The sole Ghanaian athlete at the Games, Kwame Nkrumah-Acheampong, competed in the men's slalom. Known as the "Snow leopard", Nkrumah-Acheampong was born in Glasgow, Scotland and raised in Accra, Ghana. He moved to England in 2000, and learnt to ski at the ski slope in Milton Keynes after being hired as a receptionist there. He joined the international skiing circuit in 2005, becoming the first black African to do so.

In 2009, he qualified for the 2010 Winter Olympics, scoring 137.5 International Ski Federation points, within the required range of 120–140 points. He previously attempted to qualify for the 2006 Winter Olympics. Nkrumah-Acheampong was one of three African skiers at the 2010 Winter Games, alongside Samir Azzimani of Morocco, and Leyti Seck of Senegal.

** Records provided **
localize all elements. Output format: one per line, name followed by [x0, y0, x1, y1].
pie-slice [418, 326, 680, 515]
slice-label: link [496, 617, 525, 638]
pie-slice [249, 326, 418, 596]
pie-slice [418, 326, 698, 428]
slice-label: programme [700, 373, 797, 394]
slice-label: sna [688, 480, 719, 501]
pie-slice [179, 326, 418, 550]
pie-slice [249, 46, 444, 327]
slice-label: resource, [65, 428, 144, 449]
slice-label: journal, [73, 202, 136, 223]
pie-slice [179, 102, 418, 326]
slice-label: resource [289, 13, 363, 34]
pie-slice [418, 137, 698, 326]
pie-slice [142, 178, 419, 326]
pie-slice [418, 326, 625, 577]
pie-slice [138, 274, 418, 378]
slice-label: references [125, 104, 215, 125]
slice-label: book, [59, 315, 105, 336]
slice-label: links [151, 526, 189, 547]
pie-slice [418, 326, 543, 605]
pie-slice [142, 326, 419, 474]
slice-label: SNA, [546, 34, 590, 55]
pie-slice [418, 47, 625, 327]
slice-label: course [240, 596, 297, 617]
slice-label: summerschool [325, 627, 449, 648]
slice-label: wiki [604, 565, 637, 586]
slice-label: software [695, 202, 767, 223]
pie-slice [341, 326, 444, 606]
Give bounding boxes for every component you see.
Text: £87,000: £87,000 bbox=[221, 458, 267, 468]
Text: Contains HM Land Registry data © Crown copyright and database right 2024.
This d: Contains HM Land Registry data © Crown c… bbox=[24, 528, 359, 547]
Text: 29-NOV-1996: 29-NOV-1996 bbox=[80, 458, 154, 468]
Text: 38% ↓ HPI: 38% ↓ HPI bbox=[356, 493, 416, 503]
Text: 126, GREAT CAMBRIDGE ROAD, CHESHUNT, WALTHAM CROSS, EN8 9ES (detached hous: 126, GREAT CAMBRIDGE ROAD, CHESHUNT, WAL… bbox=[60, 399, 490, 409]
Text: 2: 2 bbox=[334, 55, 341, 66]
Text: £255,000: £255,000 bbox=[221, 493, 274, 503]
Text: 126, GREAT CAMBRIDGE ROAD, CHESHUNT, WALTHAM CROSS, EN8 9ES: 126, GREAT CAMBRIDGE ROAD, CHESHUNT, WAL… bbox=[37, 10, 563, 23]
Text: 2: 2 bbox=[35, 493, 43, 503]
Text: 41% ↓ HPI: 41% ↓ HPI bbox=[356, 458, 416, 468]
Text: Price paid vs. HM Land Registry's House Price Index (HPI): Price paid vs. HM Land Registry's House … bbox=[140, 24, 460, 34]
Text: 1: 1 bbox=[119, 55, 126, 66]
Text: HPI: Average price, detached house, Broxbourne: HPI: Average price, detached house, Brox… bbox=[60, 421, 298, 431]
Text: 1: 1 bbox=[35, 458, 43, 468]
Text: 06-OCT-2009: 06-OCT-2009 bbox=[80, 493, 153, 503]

** Work required **
Answer these questions about the passage on the Ghanaian skier:
(a) Where did Nkrumah-Acheampong learn to ski?
(b) How many International Ski Federation points did he score when he qualified for the 2010 Winter Olympics?
(c) Which two other African skiers competed at the 2010 Winter Games?
The entries are separate material with no connection to the passage about the Ghanaian skier.

** Problem solution **
(a) At the ski slope in Milton Keynes.
(b) 137.5 points.
(c) Samir Azzimani of Morocco and Leyti Seck of Senegal.